■ WRITTEN REQUEST
Write the data out again exactly, dropping any images it holds.
━━━━━ RECORD LIST ━━━━━
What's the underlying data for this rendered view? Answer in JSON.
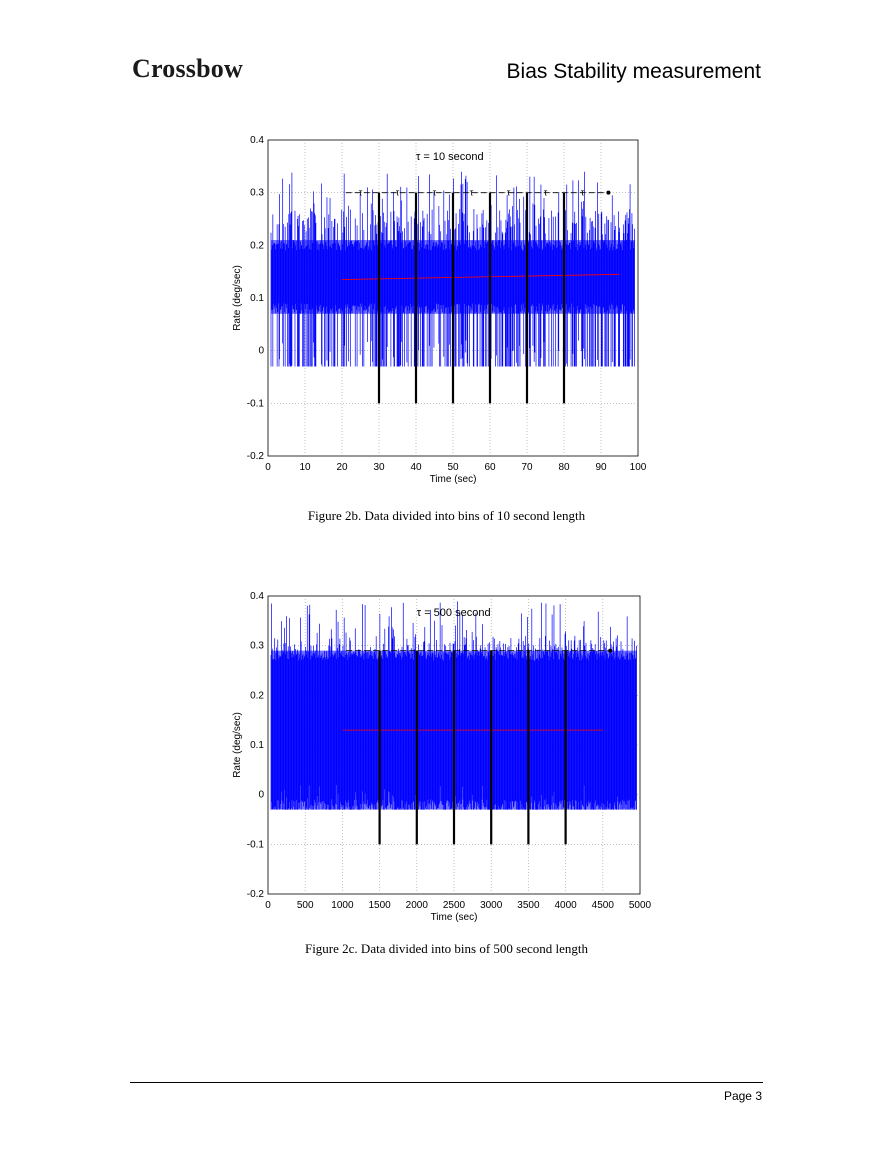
{
  "header": {
    "logo_text": "Crossbow",
    "doc_title": "Bias Stability measurement"
  },
  "figures": [
    {
      "caption": "Figure 2b. Data divided into bins of 10 second length",
      "annotation": "τ  = 10 second",
      "tau_labels": [
        "τ",
        "τ",
        "τ",
        "τ",
        "τ",
        "τ",
        "τ"
      ]
    },
    {
      "caption": "Figure 2c.  Data divided into bins of 500 second length",
      "annotation": "τ  = 500 second"
    }
  ],
  "footer": {
    "page": "Page 3"
  },
  "chart_data": [
    {
      "type": "line",
      "xlabel": "Time (sec)",
      "ylabel": "Rate (deg/sec)",
      "xlim": [
        0,
        100
      ],
      "ylim": [
        -0.2,
        0.4
      ],
      "xticks": [
        "0",
        "10",
        "20",
        "30",
        "40",
        "50",
        "60",
        "70",
        "80",
        "90",
        "100"
      ],
      "yticks": [
        "0.4",
        "0.3",
        "0.2",
        "0.1",
        "0",
        "-0.1",
        "-0.2"
      ],
      "grid": true,
      "series": [
        {
          "color": "#0000ff",
          "noise_band": [
            -0.03,
            0.27
          ],
          "dense_band": [
            0.07,
            0.21
          ]
        },
        {
          "color": "#ff0000",
          "x": [
            20,
            95
          ],
          "y": [
            0.135,
            0.145
          ]
        }
      ],
      "bin_boundaries_x": [
        30,
        40,
        50,
        60,
        70,
        80
      ],
      "bin_markers_y": [
        0.3,
        -0.1
      ]
    },
    {
      "type": "line",
      "xlabel": "Time (sec)",
      "ylabel": "Rate (deg/sec)",
      "xlim": [
        0,
        5000
      ],
      "ylim": [
        -0.2,
        0.4
      ],
      "xticks": [
        "0",
        "500",
        "1000",
        "1500",
        "2000",
        "2500",
        "3000",
        "3500",
        "4000",
        "4500",
        "5000"
      ],
      "yticks": [
        "0.4",
        "0.3",
        "0.2",
        "0.1",
        "0",
        "-0.1",
        "-0.2"
      ],
      "grid": true,
      "series": [
        {
          "color": "#0000ff",
          "noise_band": [
            -0.03,
            0.32
          ],
          "dense_band": [
            -0.03,
            0.29
          ]
        },
        {
          "color": "#ff0000",
          "x": [
            1000,
            4500
          ],
          "y": [
            0.13,
            0.13
          ]
        }
      ],
      "bin_boundaries_x": [
        1500,
        2000,
        2500,
        3000,
        3500,
        4000
      ],
      "bin_markers_y": [
        0.29,
        -0.1
      ]
    }
  ]
}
━━━━━
■ EXPECTED ANSWER
What's the underlying data for this rendered view? Answer in JSON.
{
  "header": {
    "logo_text": "Crossbow",
    "doc_title": "Bias Stability measurement"
  },
  "figures": [
    {
      "caption": "Figure 2b. Data divided into bins of 10 second length",
      "annotation": "τ  = 10 second",
      "tau_labels": [
        "τ",
        "τ",
        "τ",
        "τ",
        "τ",
        "τ",
        "τ"
      ]
    },
    {
      "caption": "Figure 2c.  Data divided into bins of 500 second length",
      "annotation": "τ  = 500 second"
    }
  ],
  "footer": {
    "page": "Page 3"
  },
  "chart_data": [
    {
      "type": "line",
      "xlabel": "Time (sec)",
      "ylabel": "Rate (deg/sec)",
      "xlim": [
        0,
        100
      ],
      "ylim": [
        -0.2,
        0.4
      ],
      "xticks": [
        "0",
        "10",
        "20",
        "30",
        "40",
        "50",
        "60",
        "70",
        "80",
        "90",
        "100"
      ],
      "yticks": [
        "0.4",
        "0.3",
        "0.2",
        "0.1",
        "0",
        "-0.1",
        "-0.2"
      ],
      "grid": true,
      "series": [
        {
          "color": "#0000ff",
          "noise_band": [
            -0.03,
            0.27
          ],
          "dense_band": [
            0.07,
            0.21
          ]
        },
        {
          "color": "#ff0000",
          "x": [
            20,
            95
          ],
          "y": [
            0.135,
            0.145
          ]
        }
      ],
      "bin_boundaries_x": [
        30,
        40,
        50,
        60,
        70,
        80
      ],
      "bin_markers_y": [
        0.3,
        -0.1
      ]
    },
    {
      "type": "line",
      "xlabel": "Time (sec)",
      "ylabel": "Rate (deg/sec)",
      "xlim": [
        0,
        5000
      ],
      "ylim": [
        -0.2,
        0.4
      ],
      "xticks": [
        "0",
        "500",
        "1000",
        "1500",
        "2000",
        "2500",
        "3000",
        "3500",
        "4000",
        "4500",
        "5000"
      ],
      "yticks": [
        "0.4",
        "0.3",
        "0.2",
        "0.1",
        "0",
        "-0.1",
        "-0.2"
      ],
      "grid": true,
      "series": [
        {
          "color": "#0000ff",
          "noise_band": [
            -0.03,
            0.32
          ],
          "dense_band": [
            -0.03,
            0.29
          ]
        },
        {
          "color": "#ff0000",
          "x": [
            1000,
            4500
          ],
          "y": [
            0.13,
            0.13
          ]
        }
      ],
      "bin_boundaries_x": [
        1500,
        2000,
        2500,
        3000,
        3500,
        4000
      ],
      "bin_markers_y": [
        0.29,
        -0.1
      ]
    }
  ]
}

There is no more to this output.